[begin Data rows]
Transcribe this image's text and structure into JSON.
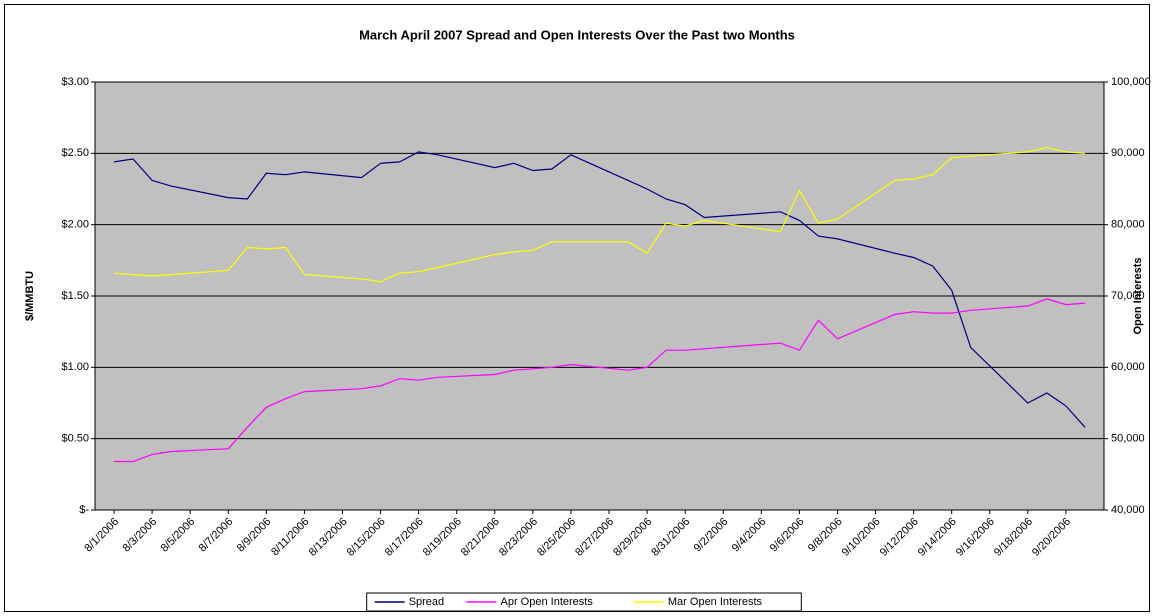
{
  "chart_data": {
    "type": "line",
    "title": "March April 2007 Spread and Open Interests Over the Past two Months",
    "ylabel": "$/MMBTU",
    "y2label": "Open Interests",
    "x": [
      "8/1/2006",
      "8/2/2006",
      "8/3/2006",
      "8/4/2006",
      "8/7/2006",
      "8/8/2006",
      "8/9/2006",
      "8/10/2006",
      "8/11/2006",
      "8/14/2006",
      "8/15/2006",
      "8/16/2006",
      "8/17/2006",
      "8/18/2006",
      "8/21/2006",
      "8/22/2006",
      "8/23/2006",
      "8/24/2006",
      "8/25/2006",
      "8/28/2006",
      "8/29/2006",
      "8/30/2006",
      "8/31/2006",
      "9/1/2006",
      "9/5/2006",
      "9/6/2006",
      "9/7/2006",
      "9/8/2006",
      "9/11/2006",
      "9/12/2006",
      "9/13/2006",
      "9/14/2006",
      "9/15/2006",
      "9/18/2006",
      "9/19/2006",
      "9/20/2006",
      "9/21/2006"
    ],
    "xlim": [
      "7/31/2006",
      "9/22/2006"
    ],
    "xticks": [
      "8/1/2006",
      "8/3/2006",
      "8/5/2006",
      "8/7/2006",
      "8/9/2006",
      "8/11/2006",
      "8/13/2006",
      "8/15/2006",
      "8/17/2006",
      "8/19/2006",
      "8/21/2006",
      "8/23/2006",
      "8/25/2006",
      "8/27/2006",
      "8/29/2006",
      "8/31/2006",
      "9/2/2006",
      "9/4/2006",
      "9/6/2006",
      "9/8/2006",
      "9/10/2006",
      "9/12/2006",
      "9/14/2006",
      "9/16/2006",
      "9/18/2006",
      "9/20/2006"
    ],
    "ylim": [
      0,
      3
    ],
    "yticks": [
      {
        "value": 0,
        "label": "$-"
      },
      {
        "value": 0.5,
        "label": "$0.50"
      },
      {
        "value": 1,
        "label": "$1.00"
      },
      {
        "value": 1.5,
        "label": "$1.50"
      },
      {
        "value": 2,
        "label": "$2.00"
      },
      {
        "value": 2.5,
        "label": "$2.50"
      },
      {
        "value": 3,
        "label": "$3.00"
      }
    ],
    "y2lim": [
      40000,
      100000
    ],
    "y2ticks": [
      {
        "value": 40000,
        "label": "40,000"
      },
      {
        "value": 50000,
        "label": "50,000"
      },
      {
        "value": 60000,
        "label": "60,000"
      },
      {
        "value": 70000,
        "label": "70,000"
      },
      {
        "value": 80000,
        "label": "80,000"
      },
      {
        "value": 90000,
        "label": "90,000"
      },
      {
        "value": 100000,
        "label": "100,000"
      }
    ],
    "grid": true,
    "legend": "bottom",
    "series": [
      {
        "name": "Spread",
        "color": "#000080",
        "values": [
          2.44,
          2.46,
          2.31,
          2.27,
          2.19,
          2.18,
          2.36,
          2.35,
          2.37,
          2.33,
          2.43,
          2.44,
          2.51,
          2.49,
          2.4,
          2.43,
          2.38,
          2.39,
          2.49,
          2.31,
          2.25,
          2.18,
          2.14,
          2.05,
          2.09,
          2.03,
          1.92,
          1.9,
          1.8,
          1.77,
          1.71,
          1.54,
          1.14,
          0.75,
          0.82,
          0.73,
          0.58
        ]
      },
      {
        "name": "Apr Open Interests",
        "color": "#ff00ff",
        "axis": "y2",
        "values": [
          46800,
          46800,
          47800,
          48200,
          48600,
          51600,
          54400,
          55600,
          56600,
          57000,
          57400,
          58400,
          58200,
          58600,
          59000,
          59600,
          59800,
          60000,
          60400,
          59600,
          60000,
          62400,
          62400,
          62600,
          63400,
          62400,
          66600,
          64000,
          67400,
          67800,
          67600,
          67600,
          68000,
          68600,
          69600,
          68800,
          69000
        ]
      },
      {
        "name": "Mar Open Interests",
        "color": "#ffff00",
        "axis": "y2",
        "values": [
          73200,
          73000,
          72800,
          73000,
          73600,
          76800,
          76600,
          76800,
          73000,
          72400,
          72000,
          73200,
          73400,
          74000,
          75800,
          76200,
          76400,
          77600,
          77600,
          77600,
          76000,
          80200,
          79800,
          80600,
          79000,
          84800,
          80200,
          80800,
          86200,
          86400,
          87000,
          89400,
          89600,
          90200,
          90800,
          90200,
          90000
        ]
      }
    ]
  }
}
[end Data rows]
Request
Copy out every line from the data above that has "color" in it.

The reply
        "color": "#000080",
        "color": "#ff00ff",
        "color": "#ffff00",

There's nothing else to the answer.